** Start Material provided **

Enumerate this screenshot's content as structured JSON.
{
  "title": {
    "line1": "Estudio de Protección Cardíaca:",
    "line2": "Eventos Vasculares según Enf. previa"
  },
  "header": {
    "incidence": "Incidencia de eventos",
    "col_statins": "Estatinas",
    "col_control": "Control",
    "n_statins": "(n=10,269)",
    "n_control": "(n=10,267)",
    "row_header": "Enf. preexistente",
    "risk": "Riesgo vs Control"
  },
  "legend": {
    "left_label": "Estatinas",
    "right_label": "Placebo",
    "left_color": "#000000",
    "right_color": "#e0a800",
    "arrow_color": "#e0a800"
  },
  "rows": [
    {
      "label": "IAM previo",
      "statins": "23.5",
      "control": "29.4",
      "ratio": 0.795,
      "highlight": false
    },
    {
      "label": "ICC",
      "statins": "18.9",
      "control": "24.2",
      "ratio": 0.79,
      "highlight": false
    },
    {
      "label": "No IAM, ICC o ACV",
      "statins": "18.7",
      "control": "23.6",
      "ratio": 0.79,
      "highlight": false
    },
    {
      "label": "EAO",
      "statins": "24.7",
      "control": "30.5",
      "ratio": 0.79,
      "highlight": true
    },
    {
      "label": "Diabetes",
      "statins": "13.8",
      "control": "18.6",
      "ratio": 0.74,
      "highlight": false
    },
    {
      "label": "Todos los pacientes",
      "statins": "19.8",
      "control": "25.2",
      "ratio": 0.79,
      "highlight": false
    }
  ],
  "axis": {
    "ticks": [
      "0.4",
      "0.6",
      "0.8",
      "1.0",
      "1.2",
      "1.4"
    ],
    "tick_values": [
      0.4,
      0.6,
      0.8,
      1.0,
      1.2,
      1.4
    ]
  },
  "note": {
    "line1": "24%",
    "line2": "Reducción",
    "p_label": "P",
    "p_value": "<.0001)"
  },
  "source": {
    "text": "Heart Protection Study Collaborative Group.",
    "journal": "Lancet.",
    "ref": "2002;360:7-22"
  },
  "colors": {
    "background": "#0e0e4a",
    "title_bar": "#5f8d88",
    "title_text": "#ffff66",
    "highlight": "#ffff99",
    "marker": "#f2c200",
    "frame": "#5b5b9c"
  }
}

** End Material provided **

◆ **Task instructions**: Give every line of the material again, exactly as it reads.

◆ **The response**:
Enumerate this screenshot's content as structured JSON.
{
  "title": {
    "line1": "Estudio de Protección Cardíaca:",
    "line2": "Eventos Vasculares según Enf. previa"
  },
  "header": {
    "incidence": "Incidencia de eventos",
    "col_statins": "Estatinas",
    "col_control": "Control",
    "n_statins": "(n=10,269)",
    "n_control": "(n=10,267)",
    "row_header": "Enf. preexistente",
    "risk": "Riesgo vs Control"
  },
  "legend": {
    "left_label": "Estatinas",
    "right_label": "Placebo",
    "left_color": "#000000",
    "right_color": "#e0a800",
    "arrow_color": "#e0a800"
  },
  "rows": [
    {
      "label": "IAM previo",
      "statins": "23.5",
      "control": "29.4",
      "ratio": 0.795,
      "highlight": false
    },
    {
      "label": "ICC",
      "statins": "18.9",
      "control": "24.2",
      "ratio": 0.79,
      "highlight": false
    },
    {
      "label": "No IAM, ICC o ACV",
      "statins": "18.7",
      "control": "23.6",
      "ratio": 0.79,
      "highlight": false
    },
    {
      "label": "EAO",
      "statins": "24.7",
      "control": "30.5",
      "ratio": 0.79,
      "highlight": true
    },
    {
      "label": "Diabetes",
      "statins": "13.8",
      "control": "18.6",
      "ratio": 0.74,
      "highlight": false
    },
    {
      "label": "Todos los pacientes",
      "statins": "19.8",
      "control": "25.2",
      "ratio": 0.79,
      "highlight": false
    }
  ],
  "axis": {
    "ticks": [
      "0.4",
      "0.6",
      "0.8",
      "1.0",
      "1.2",
      "1.4"
    ],
    "tick_values": [
      0.4,
      0.6,
      0.8,
      1.0,
      1.2,
      1.4
    ]
  },
  "note": {
    "line1": "24%",
    "line2": "Reducción",
    "p_label": "P",
    "p_value": "<.0001)"
  },
  "source": {
    "text": "Heart Protection Study Collaborative Group.",
    "journal": "Lancet.",
    "ref": "2002;360:7-22"
  },
  "colors": {
    "background": "#0e0e4a",
    "title_bar": "#5f8d88",
    "title_text": "#ffff66",
    "highlight": "#ffff99",
    "marker": "#f2c200",
    "frame": "#5b5b9c"
  }
}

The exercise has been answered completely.